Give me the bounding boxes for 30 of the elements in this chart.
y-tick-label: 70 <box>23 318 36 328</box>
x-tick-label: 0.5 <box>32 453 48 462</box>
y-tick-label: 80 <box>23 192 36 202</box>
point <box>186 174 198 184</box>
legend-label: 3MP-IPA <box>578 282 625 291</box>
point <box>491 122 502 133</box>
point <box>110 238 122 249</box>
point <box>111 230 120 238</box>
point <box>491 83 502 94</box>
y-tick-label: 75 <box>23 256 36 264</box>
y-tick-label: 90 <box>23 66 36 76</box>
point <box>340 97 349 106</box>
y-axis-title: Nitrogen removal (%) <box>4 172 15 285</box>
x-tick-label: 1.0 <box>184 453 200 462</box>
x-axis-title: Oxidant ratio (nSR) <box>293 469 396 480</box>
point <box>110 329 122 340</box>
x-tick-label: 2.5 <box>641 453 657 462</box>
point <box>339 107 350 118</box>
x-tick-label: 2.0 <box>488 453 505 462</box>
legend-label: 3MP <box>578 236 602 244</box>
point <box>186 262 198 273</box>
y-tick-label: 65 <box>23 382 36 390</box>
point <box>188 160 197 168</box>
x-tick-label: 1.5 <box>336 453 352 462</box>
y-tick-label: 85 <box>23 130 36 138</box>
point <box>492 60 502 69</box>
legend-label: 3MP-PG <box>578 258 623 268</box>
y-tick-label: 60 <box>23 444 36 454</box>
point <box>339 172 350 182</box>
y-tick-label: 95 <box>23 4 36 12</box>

▶ Task directions:
Rewrite the entries from the first line through the line with "legend-label: 3MP-IPA <box>578", putting "y-axis-label" wherever "y-tick-label" appears and changing nothing else.

▶ Task response:
Give me the bounding boxes for 30 of the elements in this chart.
y-axis-label: 70 <box>23 318 36 328</box>
x-tick-label: 0.5 <box>32 453 48 462</box>
y-axis-label: 80 <box>23 192 36 202</box>
point <box>186 174 198 184</box>
legend-label: 3MP-IPA <box>578 282 625 291</box>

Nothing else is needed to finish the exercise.